**Given text:**

○ ○ ○ ○ ○

Global Macro Outlook for Emerging Markets

Emerging market economies and assets are sensitive to global U.S. dollar liquidity, the global economic cycle and the fluctuations of investor appetite for risk. The past decade has been one of relative strength for the U.S. economy in an environment of declining global growth. Relatively high returns on capital in the U.S. on both risk-free assets and stocks have sucked in capital from around the world and caused a prolonged cycle of appreciation of the U.S. dollar. These circumstances have been negative for emerging market asset prices and caused a decade of poor performance for stocks. Periodically, it behooves us to evaluate market conditions to ascertain whether circumstances are changing, and we do this by following a simple framework which considers:  Global U.S. dollar liquidity; currency trends; commodity prices; and risk aversion.

Global U.S. Dollar Liquidity

The chart below shows a measure of global U.S. dollar liquidity based on the evolution of  the combined values of (1) global central bank dollar reserves and (2) the U.S. M2 monetary base, data provided weekly by the U.S. Fed. The second chart shows separately global central bank reserves.  We can see from these charts the extraordinary nature of the times we are in.  The unprecedented increase in USD liquidity has been driven exclusively by massive money printing by the Federal Reserve, and this liquidity is finding its way into markets through fiscal spending and mandatory lending programs. This is in sharp contrast to the 2008-2009 (GFC) crisis when most of the increase in global dollar liquidity was caused by China’s infrastructure stimulus, which boosted commodity prices and underpinned international trade. In the current situation, international reserves have seen only a slight increase, but only because of some $700 billion in emergency swap lines provided to U.S. allies by the U.S. Fed.

 The U.S Dollar Cycle

The Fed’s unprecedented interventions made in concert with Treasury,  as well as gargantuan fiscal deficits, steep increases in U.S. government debt and the prospects of a sustained period of high fiscal deficits underpinned by financial repression (forced lending and negative real interest rates) may be unsettling the U.S. dollar. Debt levels in the U.S. are rising precipitously at a time when, for the first time in a decade, interest rates in the U.S. are no longer higher than in Japan or Europe and may no longer attract foreign capital.  Interestingly, the spread in favor of Chinese government bonds vs. U.S treasuries has been rising and is now at near record levels. The charts below show the DXY index, which measures the evolution of the U.S dollar primarily vs. the euro and the yen, and also the MSCI Emerging Markets Currency Index, which measures the value of EM currencies relative to the USD. The DXY has fallen from its March high of 103.5 to 95, breaking through the 50-day, 200-day and 18 month moving averages. This has happened concurrently with a sharp rise in the price of gold, which is further evidence that the confidence in the USD may be breaking. Nevertheless, for emerging market currencies, the breakdown of the USD is much less pronounced. Still, the recent weakness of the USD is certainly heartening for EM investors.

○ ○ ○ ○ ○

**Data entries:**
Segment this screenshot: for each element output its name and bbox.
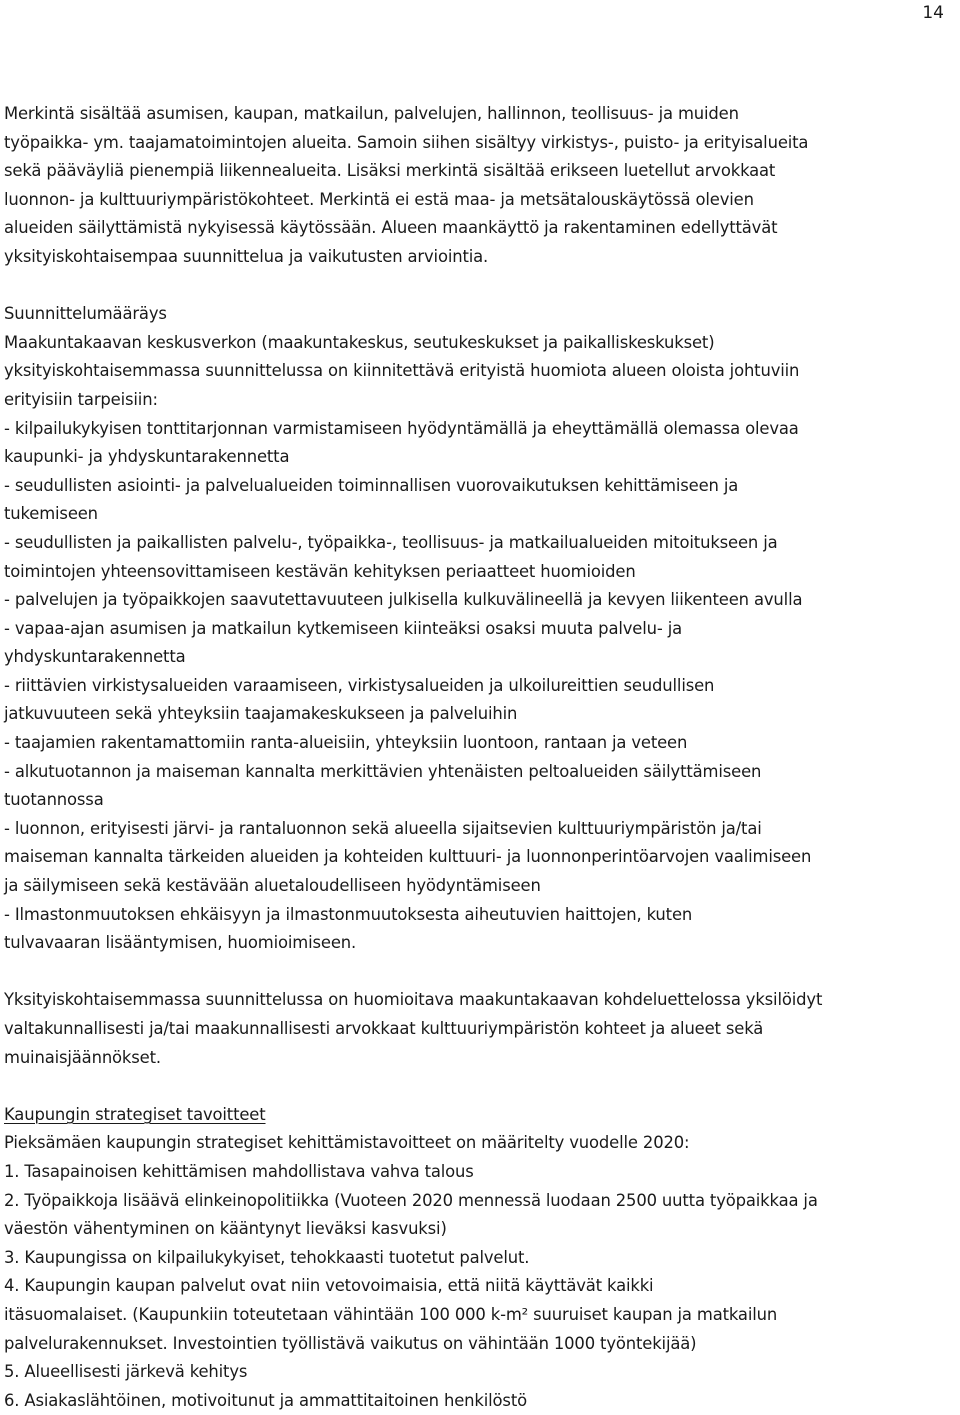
regulation-line: - Ilmastonmuutoksen ehkäisyyn ja ilmastonmuutoksesta aiheutuvien haittojen, kuten <box>4 904 693 924</box>
paragraph-line: valtakunnallisesti ja/tai maakunnallisesti arvokkaat kulttuuriympäristön kohteet ja alueet sekä <box>4 1019 764 1038</box>
intro-paragraph <box>4 100 954 272</box>
paragraph-line: sekä pääväyliä pienempiä liikennealueita. Lisäksi merkintä sisältää erikseen luetellut arvokkaat <box>4 161 776 181</box>
goal-line: 6. Asiakaslähtöinen, motivoitunut ja ammattitaitoinen henkilöstö <box>4 1390 527 1410</box>
regulation-line: yksityiskohtaisemmassa suunnittelussa on kiinnitettävä erityistä huomiota alueen oloista johtuviin <box>4 361 800 381</box>
regulation-line: ja säilymiseen sekä kestävään aluetaloudelliseen hyödyntämiseen <box>4 876 541 896</box>
section-heading-underlined: Kaupungin strategiset tavoitteet <box>4 1104 266 1124</box>
goal-line: 1. Tasapainoisen kehittämisen mahdollistava vahva talous <box>4 1161 474 1181</box>
paragraph-line: alueiden säilyttämistä nykyisessä käytössään. Alueen maankäyttö ja rakentaminen edellyttävät <box>4 218 778 238</box>
regulation-line: - alkutuotannon ja maiseman kannalta merkittävien yhtenäisten peltoalueiden säilyttämiseen <box>4 761 762 781</box>
regulation-line: tulvavaaran lisääntymisen, huomioimiseen. <box>4 933 357 953</box>
regulation-line: - kilpailukykyisen tonttitarjonnan varmistamiseen hyödyntämällä ja eheyttämällä olemassa olevaa <box>4 418 799 438</box>
paragraph-line: työpaikka- ym. taajamatoimintojen alueita. Samoin siihen sisältyy virkistys-, puisto- ja erityisalueita <box>4 132 809 152</box>
paragraph-spacer <box>4 1072 954 1101</box>
goal-line: itäsuomalaiset. (Kaupunkiin toteutetaan vähintään 100 000 k-m² suuruiset kaupan ja matkailun <box>4 1304 778 1324</box>
paragraph-line: luonnon- ja kulttuuriympäristökohteet. Merkintä ei estä maa- ja metsätalouskäytössä olevien <box>4 189 754 209</box>
paragraph-spacer <box>4 958 954 987</box>
paragraph-line: muinaisjäännökset. <box>4 1047 161 1067</box>
page-number: 14 <box>922 3 944 23</box>
regulation-line: - vapaa-ajan asumisen ja matkailun kytkemiseen kiinteäksi osaksi muuta palvelu- ja <box>4 618 682 638</box>
regulation-line: - luonnon, erityisesti järvi- ja rantaluonnon sekä alueella sijaitsevien kulttuuriympäristön ja/tai <box>4 818 762 838</box>
paragraph-line: Merkintä sisältää asumisen, kaupan, matkailun, palvelujen, hallinnon, teollisuus- ja muiden <box>4 104 739 123</box>
paragraph-line: Yksityiskohtaisemmassa suunnittelussa on huomioitava maakuntakaavan kohdeluettelossa yksilöidyt <box>4 990 823 1010</box>
regulation-line: tuotannossa <box>4 790 104 810</box>
regulation-line: tukemiseen <box>4 504 98 524</box>
regulation-line: yhdyskuntarakennetta <box>4 647 186 667</box>
regulation-line: maiseman kannalta tärkeiden alueiden ja kohteiden kulttuuri- ja luonnonperintöarvojen vaalimiseen <box>4 847 812 867</box>
planning-regulation-section <box>4 300 954 958</box>
goal-line: 3. Kaupungissa on kilpailukykyiset, tehokkaasti tuotetut palvelut. <box>4 1247 530 1267</box>
regulation-line: kaupunki- ja yhdyskuntarakennetta <box>4 447 290 467</box>
regulation-line: - palvelujen ja työpaikkojen saavutettavuuteen julkisella kulkuvälineellä ja kevyen liikenteen avulla <box>4 590 803 610</box>
regulation-line: erityisiin tarpeisiin: <box>4 389 158 409</box>
strategic-goals-section <box>4 1101 954 1415</box>
regulation-line: - taajamien rakentamattomiin ranta-alueisiin, yhteyksiin luontoon, rantaan ja veteen <box>4 733 688 753</box>
regulation-line: Maakuntakaavan keskusverkon (maakuntakeskus, seutukeskukset ja paikalliskeskukset) <box>4 332 715 352</box>
goal-line: 2. Työpaikkoja lisäävä elinkeinopolitiikka (Vuoteen 2020 mennessä luodaan 2500 uutta työpaikkaa ja <box>4 1190 818 1210</box>
goal-line: palvelurakennukset. Investointien työllistävä vaikutus on vähintään 1000 työntekijää) <box>4 1333 697 1353</box>
document-body <box>4 100 954 1415</box>
regulation-line: - riittävien virkistysalueiden varaamiseen, virkistysalueiden ja ulkoilureittien seudullisen <box>4 675 715 695</box>
regulation-line: jatkuvuuteen sekä yhteyksiin taajamakeskukseen ja palveluihin <box>4 704 518 724</box>
regulation-line: - seudullisten ja paikallisten palvelu-, työpaikka-, teollisuus- ja matkailualueiden mitoitukseen ja <box>4 532 778 552</box>
goal-line: Pieksämäen kaupungin strategiset kehittämistavoitteet on määritelty vuodelle 2020: <box>4 1133 690 1153</box>
regulation-line: - seudullisten asiointi- ja palvelualueiden toiminnallisen vuorovaikutuksen kehittämiseen ja <box>4 475 739 495</box>
regulation-line: toimintojen yhteensovittamiseen kestävän kehityksen periaatteet huomioiden <box>4 561 636 581</box>
goal-line: 4. Kaupungin kaupan palvelut ovat niin vetovoimaisia, että niitä käyttävät kaikki <box>4 1276 654 1296</box>
paragraph-line: yksityiskohtaisempaa suunnittelua ja vaikutusten arviointia. <box>4 246 489 266</box>
goal-line: väestön vähentyminen on kääntynyt lieväksi kasvuksi) <box>4 1219 447 1239</box>
section-heading: Suunnittelumääräys <box>4 304 167 324</box>
goal-line: 5. Alueellisesti järkevä kehitys <box>4 1362 248 1382</box>
detailed-planning-paragraph <box>4 986 954 1072</box>
paragraph-spacer <box>4 272 954 301</box>
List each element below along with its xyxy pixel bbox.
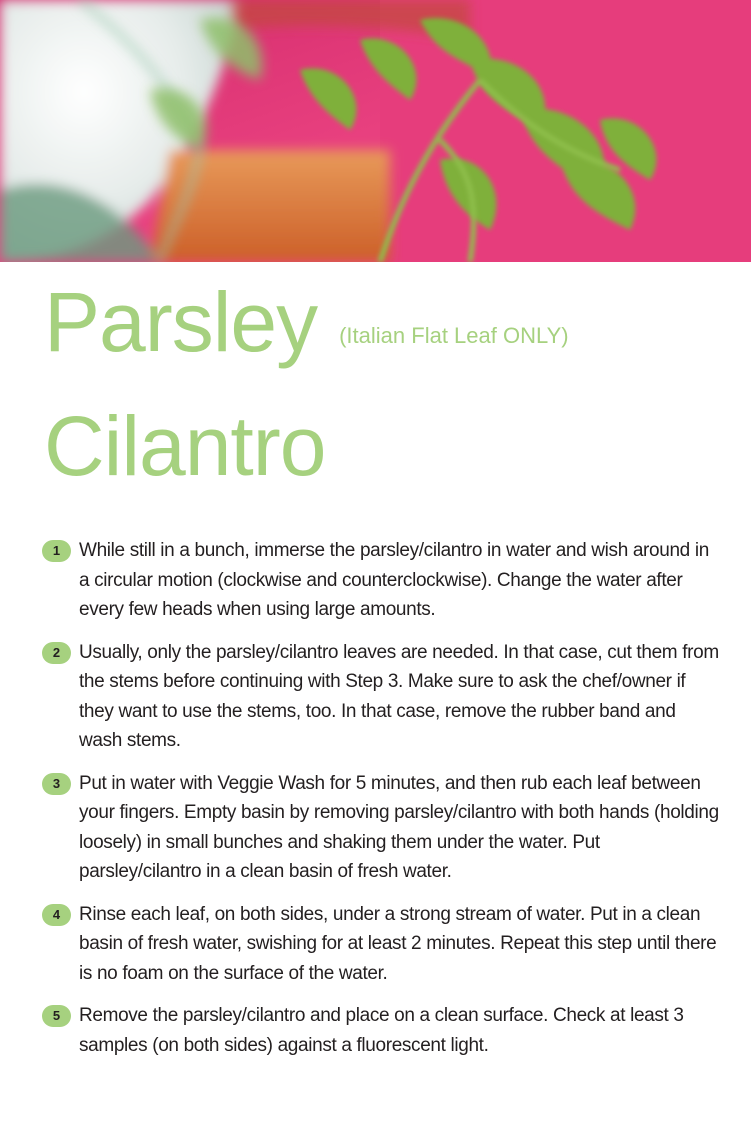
title-line-2 [44,399,326,493]
step-number-badge: 5 [42,1005,71,1027]
step-number-badge: 1 [42,540,71,562]
step-text: Rinse each leaf, on both sides, under a strong stream of water. Put in a clean basin of fresh water, swishing for at least 2 minutes. Repeat this step until there is no foam on the surface of the water. [79,903,717,984]
title-line-1 [44,275,569,369]
header-photo [0,0,751,262]
step-item [42,769,722,887]
step-item [42,1001,722,1060]
step-text: Remove the parsley/cilantro and place on a clean surface. Check at least 3 samples (on both sides) against a fluorescent light. [79,1005,684,1056]
title-subtitle: (Italian Flat Leaf ONLY) [339,323,569,348]
step-number-badge: 3 [42,773,71,795]
step-number-badge: 2 [42,642,71,664]
step-text: Put in water with Veggie Wash for 5 minutes, and then rub each leaf between your fingers. Empty basin by removing parsley/cilantro with both hands (holding loosely) in small bunches and shaking them under the water. Put parsley/cilantro in a clean basin of fresh water. [79,772,719,882]
step-number-badge: 4 [42,904,71,926]
step-text: While still in a bunch, immerse the parsley/cilantro in water and wish around in a circular motion (clockwise and counterclockwise). Change the water after every few heads when using large amounts. [79,540,709,620]
parsley-leaves-photo [0,0,751,262]
step-text: Usually, only the parsley/cilantro leaves are needed. In that case, cut them from the stems before continuing with Step 3. Make sure to ask the chef/owner if they want to use the stems, too. In that case, remove the rubber band and wash stems. [79,641,719,751]
title-cilantro: Cilantro [44,399,326,493]
step-item [42,900,722,989]
title-parsley: Parsley [44,275,318,369]
step-item [42,638,722,756]
step-item [42,536,722,625]
steps-list [42,536,722,1073]
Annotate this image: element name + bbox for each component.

○ ○ ○ ○ ○

**Work to do:**
• A. List every factor in the simple framework that the emerging markets outlook uses to evaluate market conditions.
• B. Reproduce the passage of the emerging markets outlook from "Global Macro Outlook" up to and including "and risk aversion.".

**Answers to the exercises:**
• A.
- Global U.S. dollar liquidity
- Currency trends
- Commodity prices
- Risk aversion

• B.
Global Macro Outlook for Emerging Markets

Emerging market economies and assets are sensitive to global U.S. dollar liquidity, the global economic cycle and the fluctuations of investor appetite for risk. The past decade has been one of relative strength for the U.S. economy in an environment of declining global growth. Relatively high returns on capital in the U.S. on both risk-free assets and stocks have sucked in capital from around the world and caused a prolonged cycle of appreciation of the U.S. dollar. These circumstances have been negative for emerging market asset prices and caused a decade of poor performance for stocks. Periodically, it behooves us to evaluate market conditions to ascertain whether circumstances are changing, and we do this by following a simple framework which considers:  Global U.S. dollar liquidity; currency trends; commodity prices; and risk aversion.